Check each line of the listing below for the string "popolazione", and copy the ones that have it.

***** Material for this exercise

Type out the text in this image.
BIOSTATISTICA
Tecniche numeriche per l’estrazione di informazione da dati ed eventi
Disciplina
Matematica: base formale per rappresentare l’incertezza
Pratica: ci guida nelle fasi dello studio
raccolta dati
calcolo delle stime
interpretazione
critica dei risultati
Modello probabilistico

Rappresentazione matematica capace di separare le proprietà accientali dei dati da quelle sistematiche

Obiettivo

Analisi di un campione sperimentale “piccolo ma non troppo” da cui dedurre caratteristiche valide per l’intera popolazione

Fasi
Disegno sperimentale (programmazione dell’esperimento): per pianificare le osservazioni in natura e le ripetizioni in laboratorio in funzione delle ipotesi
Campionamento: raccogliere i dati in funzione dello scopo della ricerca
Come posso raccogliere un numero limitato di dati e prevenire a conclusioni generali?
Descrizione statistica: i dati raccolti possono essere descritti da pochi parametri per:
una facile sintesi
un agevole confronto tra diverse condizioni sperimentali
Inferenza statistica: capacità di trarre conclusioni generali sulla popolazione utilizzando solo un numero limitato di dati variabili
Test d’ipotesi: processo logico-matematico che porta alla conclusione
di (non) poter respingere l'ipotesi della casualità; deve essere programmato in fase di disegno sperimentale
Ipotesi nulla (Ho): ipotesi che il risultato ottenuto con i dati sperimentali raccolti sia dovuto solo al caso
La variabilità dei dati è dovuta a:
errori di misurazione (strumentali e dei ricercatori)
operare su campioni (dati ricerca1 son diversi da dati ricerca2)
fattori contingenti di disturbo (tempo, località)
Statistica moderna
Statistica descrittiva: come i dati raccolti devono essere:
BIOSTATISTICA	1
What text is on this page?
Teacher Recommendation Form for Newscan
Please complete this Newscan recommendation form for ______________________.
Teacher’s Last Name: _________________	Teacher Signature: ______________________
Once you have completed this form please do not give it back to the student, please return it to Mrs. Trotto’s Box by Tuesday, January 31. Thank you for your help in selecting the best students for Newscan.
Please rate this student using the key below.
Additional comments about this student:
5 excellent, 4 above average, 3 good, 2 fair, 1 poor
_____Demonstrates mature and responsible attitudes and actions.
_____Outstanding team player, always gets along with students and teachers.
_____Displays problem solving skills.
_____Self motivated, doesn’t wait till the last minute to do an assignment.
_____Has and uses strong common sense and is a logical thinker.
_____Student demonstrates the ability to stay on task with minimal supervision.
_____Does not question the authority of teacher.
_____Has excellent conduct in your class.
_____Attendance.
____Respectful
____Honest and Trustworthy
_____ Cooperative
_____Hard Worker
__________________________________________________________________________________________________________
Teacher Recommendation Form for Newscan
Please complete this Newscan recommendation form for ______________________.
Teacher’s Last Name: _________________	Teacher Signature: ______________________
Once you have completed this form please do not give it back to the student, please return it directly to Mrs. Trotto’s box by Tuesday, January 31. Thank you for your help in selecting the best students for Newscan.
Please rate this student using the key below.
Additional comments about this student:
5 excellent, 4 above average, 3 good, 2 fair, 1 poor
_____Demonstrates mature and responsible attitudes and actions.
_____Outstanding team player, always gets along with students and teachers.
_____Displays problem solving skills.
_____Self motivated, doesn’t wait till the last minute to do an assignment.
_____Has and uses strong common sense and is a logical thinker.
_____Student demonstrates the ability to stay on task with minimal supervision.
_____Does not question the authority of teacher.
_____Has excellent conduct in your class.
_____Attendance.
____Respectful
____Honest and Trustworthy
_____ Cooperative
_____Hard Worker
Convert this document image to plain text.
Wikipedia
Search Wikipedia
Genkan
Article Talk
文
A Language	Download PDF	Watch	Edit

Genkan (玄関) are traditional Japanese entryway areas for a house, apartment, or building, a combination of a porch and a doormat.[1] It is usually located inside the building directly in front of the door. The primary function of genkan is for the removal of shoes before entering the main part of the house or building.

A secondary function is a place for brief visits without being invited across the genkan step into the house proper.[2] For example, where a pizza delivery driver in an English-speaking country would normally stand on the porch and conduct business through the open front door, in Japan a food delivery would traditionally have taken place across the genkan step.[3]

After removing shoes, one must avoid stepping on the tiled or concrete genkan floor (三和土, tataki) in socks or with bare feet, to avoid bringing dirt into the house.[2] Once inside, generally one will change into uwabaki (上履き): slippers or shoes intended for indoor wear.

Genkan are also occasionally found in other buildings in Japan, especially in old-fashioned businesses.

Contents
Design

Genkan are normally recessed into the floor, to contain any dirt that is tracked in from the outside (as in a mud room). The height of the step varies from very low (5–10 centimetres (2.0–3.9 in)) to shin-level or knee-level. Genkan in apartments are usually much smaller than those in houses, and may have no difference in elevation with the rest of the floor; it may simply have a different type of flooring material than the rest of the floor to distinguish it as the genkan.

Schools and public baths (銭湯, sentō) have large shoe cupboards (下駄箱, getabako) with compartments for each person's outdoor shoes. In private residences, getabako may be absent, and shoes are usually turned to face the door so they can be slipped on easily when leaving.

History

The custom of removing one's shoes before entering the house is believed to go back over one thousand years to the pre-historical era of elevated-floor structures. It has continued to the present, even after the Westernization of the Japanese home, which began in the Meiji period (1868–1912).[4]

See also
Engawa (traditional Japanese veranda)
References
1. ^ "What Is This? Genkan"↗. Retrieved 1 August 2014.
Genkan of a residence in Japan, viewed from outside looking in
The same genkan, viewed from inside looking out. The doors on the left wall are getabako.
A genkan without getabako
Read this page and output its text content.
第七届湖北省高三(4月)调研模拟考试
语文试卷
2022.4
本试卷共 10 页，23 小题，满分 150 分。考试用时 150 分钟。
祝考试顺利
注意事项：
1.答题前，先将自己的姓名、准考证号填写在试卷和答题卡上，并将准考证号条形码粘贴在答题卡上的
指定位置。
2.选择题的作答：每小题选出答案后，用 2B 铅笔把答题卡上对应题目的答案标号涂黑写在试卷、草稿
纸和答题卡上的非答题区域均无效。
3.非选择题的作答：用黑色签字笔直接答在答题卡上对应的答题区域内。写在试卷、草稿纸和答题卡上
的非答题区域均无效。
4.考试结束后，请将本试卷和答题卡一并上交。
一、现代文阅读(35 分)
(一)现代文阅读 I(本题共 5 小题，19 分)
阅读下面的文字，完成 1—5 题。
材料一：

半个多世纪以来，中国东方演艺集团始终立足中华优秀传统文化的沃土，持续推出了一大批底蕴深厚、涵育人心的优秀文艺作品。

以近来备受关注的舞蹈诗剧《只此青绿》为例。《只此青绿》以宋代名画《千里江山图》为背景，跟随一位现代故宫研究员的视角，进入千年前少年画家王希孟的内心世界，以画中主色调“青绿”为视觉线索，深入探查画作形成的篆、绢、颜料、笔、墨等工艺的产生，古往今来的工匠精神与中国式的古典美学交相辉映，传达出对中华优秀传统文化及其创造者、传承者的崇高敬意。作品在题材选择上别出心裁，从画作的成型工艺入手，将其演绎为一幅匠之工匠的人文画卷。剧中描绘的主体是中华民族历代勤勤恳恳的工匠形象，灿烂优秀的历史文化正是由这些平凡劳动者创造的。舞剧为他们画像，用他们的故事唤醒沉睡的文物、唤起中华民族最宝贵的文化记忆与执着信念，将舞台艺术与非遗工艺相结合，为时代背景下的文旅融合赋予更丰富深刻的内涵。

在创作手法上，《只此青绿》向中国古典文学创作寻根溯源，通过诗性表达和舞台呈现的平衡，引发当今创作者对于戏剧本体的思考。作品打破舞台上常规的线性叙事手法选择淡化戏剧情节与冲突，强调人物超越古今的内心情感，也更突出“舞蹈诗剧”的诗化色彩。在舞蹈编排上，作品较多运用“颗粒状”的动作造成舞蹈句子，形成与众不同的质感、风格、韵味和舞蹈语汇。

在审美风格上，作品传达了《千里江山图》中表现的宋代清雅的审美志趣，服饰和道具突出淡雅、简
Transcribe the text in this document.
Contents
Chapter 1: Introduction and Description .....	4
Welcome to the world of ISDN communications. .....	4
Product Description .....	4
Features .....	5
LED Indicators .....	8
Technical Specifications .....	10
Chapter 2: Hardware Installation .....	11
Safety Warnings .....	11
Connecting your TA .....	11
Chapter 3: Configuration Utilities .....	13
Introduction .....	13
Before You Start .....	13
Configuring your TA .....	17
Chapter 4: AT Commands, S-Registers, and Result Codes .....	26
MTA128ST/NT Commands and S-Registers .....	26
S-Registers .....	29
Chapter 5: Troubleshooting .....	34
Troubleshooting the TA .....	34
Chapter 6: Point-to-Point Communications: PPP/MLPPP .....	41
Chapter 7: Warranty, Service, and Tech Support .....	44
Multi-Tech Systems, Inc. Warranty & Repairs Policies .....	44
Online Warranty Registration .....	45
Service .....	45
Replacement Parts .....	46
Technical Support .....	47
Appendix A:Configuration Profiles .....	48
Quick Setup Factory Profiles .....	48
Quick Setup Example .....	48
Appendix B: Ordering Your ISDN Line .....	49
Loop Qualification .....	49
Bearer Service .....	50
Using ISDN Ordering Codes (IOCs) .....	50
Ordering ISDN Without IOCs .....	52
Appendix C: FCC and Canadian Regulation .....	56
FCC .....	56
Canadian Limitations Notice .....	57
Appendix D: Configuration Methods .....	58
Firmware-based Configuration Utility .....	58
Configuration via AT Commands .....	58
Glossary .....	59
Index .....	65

**********

Final answer
Analisi di un campione sperimentale “piccolo ma non troppo” da cui dedurre caratteristiche valide per l’intera popolazione
Inferenza statistica: capacità di trarre conclusioni generali sulla popolazione utilizzando solo un numero limitato di dati variabili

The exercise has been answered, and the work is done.